:: What the exercise asks ::
Here are some records; copy every line that holds the word "this".

:: Records that describe figures ::
::::

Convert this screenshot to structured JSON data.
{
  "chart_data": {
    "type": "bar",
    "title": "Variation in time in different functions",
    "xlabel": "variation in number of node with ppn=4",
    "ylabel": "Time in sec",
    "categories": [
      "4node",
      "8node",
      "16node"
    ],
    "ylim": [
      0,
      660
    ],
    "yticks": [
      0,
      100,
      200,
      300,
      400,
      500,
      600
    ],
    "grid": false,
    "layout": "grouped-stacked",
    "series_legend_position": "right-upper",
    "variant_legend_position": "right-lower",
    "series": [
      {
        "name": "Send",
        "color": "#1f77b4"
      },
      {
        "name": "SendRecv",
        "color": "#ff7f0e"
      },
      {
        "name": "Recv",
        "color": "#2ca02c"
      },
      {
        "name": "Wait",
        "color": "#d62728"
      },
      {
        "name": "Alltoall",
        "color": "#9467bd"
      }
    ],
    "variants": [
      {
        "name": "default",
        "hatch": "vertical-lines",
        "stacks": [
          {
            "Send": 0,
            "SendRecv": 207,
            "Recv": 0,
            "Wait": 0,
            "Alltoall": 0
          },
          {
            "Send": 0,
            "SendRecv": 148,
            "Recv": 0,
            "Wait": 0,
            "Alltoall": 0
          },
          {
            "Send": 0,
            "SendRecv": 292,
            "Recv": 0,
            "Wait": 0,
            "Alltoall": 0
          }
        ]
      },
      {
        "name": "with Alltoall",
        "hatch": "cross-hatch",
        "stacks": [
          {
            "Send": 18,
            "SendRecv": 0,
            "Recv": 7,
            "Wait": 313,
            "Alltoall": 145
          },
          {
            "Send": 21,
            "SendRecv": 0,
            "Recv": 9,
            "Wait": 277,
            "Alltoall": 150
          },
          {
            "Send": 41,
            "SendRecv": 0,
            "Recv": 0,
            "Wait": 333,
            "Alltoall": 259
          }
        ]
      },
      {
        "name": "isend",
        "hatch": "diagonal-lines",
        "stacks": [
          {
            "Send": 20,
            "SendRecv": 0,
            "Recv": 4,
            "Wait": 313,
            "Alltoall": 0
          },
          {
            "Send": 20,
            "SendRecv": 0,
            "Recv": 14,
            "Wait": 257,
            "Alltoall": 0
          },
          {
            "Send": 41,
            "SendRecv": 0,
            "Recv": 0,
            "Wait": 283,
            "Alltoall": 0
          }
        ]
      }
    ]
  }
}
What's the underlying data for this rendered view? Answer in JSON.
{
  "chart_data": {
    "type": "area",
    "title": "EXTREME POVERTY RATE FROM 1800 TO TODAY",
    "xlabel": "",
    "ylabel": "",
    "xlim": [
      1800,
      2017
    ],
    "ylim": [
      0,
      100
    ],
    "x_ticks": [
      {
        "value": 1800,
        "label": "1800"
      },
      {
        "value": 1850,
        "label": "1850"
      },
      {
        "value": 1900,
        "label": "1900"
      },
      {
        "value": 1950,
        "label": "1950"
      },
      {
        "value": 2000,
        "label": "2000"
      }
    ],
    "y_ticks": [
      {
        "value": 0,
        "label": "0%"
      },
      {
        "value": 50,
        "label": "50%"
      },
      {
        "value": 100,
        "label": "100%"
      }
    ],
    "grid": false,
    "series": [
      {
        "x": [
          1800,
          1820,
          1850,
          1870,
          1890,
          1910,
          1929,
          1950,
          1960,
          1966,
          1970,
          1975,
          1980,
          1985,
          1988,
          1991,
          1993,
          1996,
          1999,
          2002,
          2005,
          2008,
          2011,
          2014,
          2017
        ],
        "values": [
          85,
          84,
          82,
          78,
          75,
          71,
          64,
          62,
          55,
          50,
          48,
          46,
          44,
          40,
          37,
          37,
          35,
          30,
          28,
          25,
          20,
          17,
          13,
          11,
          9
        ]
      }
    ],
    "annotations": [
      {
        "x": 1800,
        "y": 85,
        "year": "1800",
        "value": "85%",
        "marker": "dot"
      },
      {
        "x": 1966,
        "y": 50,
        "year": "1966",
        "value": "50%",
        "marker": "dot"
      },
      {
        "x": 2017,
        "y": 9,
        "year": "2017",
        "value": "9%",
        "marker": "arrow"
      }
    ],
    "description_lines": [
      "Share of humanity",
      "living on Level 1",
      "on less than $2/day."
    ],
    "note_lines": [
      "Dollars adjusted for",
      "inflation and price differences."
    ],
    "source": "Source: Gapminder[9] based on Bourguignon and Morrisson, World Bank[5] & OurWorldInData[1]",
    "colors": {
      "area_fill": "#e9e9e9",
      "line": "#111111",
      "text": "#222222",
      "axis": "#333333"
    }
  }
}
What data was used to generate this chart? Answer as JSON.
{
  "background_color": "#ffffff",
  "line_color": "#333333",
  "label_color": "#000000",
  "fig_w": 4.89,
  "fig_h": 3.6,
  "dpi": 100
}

::::

:: Correct answer ::
Convert this screenshot to structured JSON data.
What's the underlying data for this rendered view? Answer in JSON.
What data was used to generate this chart? Answer as JSON.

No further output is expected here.